Mais de 15000 homens e mulheres de variadíssimas proveniências e tutelas - polícias, gendarmes, militares terrestres e aéreos e bombeiros - foram empregues, mas tiveram de actuar numa zona dividida em quatro sectores e sujeitos a controlos diferenciados. Mercê de grande experiência, a ordem de batalha e a organização do comando mostraram-se claros e coerentes, mas o mesmo não aconteceu quanto à subordinação hierárquica na Suiça em relação aos milhares de gendarmes e 5800 militares envolvidos, neles incluindo 1000 alemães.
 
O federalismo complicou as coisas e o Coronel Hervé de Weck considera não ser necessário por isso rejeitá-lo, mas sim reformá-lo quanto ás competências da Confederação, dos cantões e das comunas no domínio da ordem pública e da segurança, de modo a disporem de organismos aptos a decidir rapidamente num quadro legal claro. O problema não residiu na colaboração entre as polícias e as forças armadas, como o demonstraram inúmeras conferências internacionais em Genebra e, em tempos, nos aeroportos de Zurique e Cointrin. Na cimeira do G8 o que se mostrou mais grave foi a imperícia do governo de Genebra que, por preconceitos ideológicos, negociou acordos pouco claros com os “alteromundialistas”, dando ordens contraditórias às forças de segurança durante os motins e perturbando-lhes o trabalho.

• **Tarefas**:
1 - Diga se cada afirmação concorda com o texto sobre a cimeira do G8, respondendo sim ou não e citando as palavras do texto que o decidem. (a) Entre os militares envolvidos havia 1000 alemães. (b) O Coronel Hervé de Weck defende que o federalismo deve ser rejeitado. (c) O problema residiu na colaboração entre as polícias e as forças armadas.
2 - Transcreva o trecho do texto sobre a cimeira do G8 entre "O federalismo complicou" e "perturbando-lhes o trabalho.", inclusive.

• **Excerto de dados**:
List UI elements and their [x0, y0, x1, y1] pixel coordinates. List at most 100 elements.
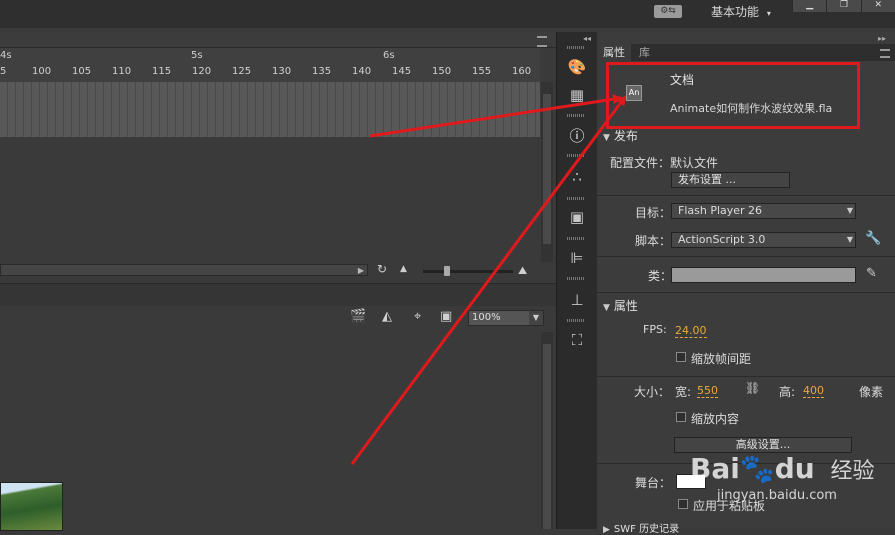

• **Soluções**:
1 -
(a) Sim: "5800 militares envolvidos, neles incluindo 1000 alemães".
(b) Não: "considera não ser necessário por isso rejeitá-lo, mas sim reformá-lo".
(c) Não: "O problema não residiu na colaboração entre as polícias e as forças armadas".

2 -
O federalismo complicou as coisas e o Coronel Hervé de Weck considera não ser necessário por isso rejeitá-lo, mas sim reformá-lo quanto ás competências da Confederação, dos cantões e das comunas no domínio da ordem pública e da segurança, de modo a disporem de organismos aptos a decidir rapidamente num quadro legal claro. O problema não residiu na colaboração entre as polícias e as forças armadas, como o demonstraram inúmeras conferências internacionais em Genebra e, em tempos, nos aeroportos de Zurique e Cointrin. Na cimeira do G8 o que se mostrou mais grave foi a imperícia do governo de Genebra que, por preconceitos ideológicos, negociou acordos pouco claros com os “alteromundialistas”, dando ordens contraditórias às forças de segurança durante os motins e perturbando-lhes o trabalho.